Exercise prompt: Among the lines below, count those with "stawiać". Give the total alone.

Provided entries:
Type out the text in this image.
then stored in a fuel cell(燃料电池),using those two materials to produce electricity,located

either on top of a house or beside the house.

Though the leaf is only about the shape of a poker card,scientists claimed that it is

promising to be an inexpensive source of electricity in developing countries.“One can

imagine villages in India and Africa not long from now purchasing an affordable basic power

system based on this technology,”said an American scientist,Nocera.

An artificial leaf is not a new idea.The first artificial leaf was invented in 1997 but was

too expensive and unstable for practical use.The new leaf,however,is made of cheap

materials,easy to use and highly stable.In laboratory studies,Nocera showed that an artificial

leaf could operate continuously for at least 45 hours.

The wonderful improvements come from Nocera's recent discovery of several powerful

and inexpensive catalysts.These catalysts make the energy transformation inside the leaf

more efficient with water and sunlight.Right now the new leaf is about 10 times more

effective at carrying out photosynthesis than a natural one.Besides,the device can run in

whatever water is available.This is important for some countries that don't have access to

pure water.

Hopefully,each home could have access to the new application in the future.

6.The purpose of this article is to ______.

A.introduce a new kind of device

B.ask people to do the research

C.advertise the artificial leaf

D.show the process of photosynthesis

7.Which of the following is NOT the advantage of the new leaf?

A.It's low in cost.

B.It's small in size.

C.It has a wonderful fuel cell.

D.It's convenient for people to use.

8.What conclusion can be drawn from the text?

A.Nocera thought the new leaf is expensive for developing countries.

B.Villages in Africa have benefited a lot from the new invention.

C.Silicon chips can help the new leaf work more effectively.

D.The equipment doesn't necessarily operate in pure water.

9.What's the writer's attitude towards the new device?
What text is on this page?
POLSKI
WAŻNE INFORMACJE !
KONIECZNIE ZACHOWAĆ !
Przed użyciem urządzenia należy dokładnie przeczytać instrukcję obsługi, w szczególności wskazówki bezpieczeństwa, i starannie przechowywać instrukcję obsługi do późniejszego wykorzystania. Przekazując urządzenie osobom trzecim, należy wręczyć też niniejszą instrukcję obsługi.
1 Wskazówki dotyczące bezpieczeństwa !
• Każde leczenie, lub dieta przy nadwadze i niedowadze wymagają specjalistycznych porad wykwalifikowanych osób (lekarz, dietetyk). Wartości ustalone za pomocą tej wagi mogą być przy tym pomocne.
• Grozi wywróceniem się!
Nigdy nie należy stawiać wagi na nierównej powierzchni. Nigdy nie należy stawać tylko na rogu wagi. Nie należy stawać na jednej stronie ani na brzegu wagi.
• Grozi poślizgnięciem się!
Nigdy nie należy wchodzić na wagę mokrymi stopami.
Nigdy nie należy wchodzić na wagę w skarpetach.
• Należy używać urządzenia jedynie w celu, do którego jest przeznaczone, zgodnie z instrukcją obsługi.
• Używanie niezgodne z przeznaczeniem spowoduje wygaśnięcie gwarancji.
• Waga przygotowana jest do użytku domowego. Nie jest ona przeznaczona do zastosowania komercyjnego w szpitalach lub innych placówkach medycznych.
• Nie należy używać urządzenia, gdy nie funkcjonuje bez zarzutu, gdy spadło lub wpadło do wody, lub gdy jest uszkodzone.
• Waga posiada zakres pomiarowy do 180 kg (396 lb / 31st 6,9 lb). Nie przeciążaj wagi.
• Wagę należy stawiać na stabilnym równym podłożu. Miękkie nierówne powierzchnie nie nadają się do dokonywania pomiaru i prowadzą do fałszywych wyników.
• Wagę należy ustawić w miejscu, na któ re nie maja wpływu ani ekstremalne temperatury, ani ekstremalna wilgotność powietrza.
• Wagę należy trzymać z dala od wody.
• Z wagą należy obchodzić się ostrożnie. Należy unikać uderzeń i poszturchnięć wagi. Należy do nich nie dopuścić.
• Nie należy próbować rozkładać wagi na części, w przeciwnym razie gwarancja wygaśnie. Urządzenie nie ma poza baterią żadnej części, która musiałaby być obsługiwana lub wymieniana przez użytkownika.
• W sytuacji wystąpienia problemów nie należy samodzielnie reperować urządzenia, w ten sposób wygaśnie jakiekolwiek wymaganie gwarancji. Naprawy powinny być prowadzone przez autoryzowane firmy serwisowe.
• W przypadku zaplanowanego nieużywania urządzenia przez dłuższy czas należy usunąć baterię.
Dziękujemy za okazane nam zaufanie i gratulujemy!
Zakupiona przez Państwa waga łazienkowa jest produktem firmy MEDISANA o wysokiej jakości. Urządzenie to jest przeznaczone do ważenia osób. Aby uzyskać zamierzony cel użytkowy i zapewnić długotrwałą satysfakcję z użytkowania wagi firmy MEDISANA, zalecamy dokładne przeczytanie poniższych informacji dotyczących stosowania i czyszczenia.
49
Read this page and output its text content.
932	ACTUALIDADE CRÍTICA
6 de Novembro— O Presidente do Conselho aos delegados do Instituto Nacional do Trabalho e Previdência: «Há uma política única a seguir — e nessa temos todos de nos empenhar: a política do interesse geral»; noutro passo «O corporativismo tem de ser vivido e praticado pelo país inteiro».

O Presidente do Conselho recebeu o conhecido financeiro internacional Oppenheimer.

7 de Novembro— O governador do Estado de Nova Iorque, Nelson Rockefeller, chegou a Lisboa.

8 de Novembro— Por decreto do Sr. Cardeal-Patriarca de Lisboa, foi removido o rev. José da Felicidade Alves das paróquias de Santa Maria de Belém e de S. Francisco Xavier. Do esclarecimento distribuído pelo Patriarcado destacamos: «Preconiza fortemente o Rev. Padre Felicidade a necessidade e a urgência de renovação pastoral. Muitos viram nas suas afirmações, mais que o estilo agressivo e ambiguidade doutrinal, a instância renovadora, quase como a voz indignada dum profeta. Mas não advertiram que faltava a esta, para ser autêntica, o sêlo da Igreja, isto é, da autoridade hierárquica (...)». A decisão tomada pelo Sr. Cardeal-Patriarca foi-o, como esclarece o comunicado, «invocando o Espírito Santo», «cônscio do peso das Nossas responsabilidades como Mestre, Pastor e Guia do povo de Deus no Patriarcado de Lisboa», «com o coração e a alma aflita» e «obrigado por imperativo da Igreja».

Output below: 2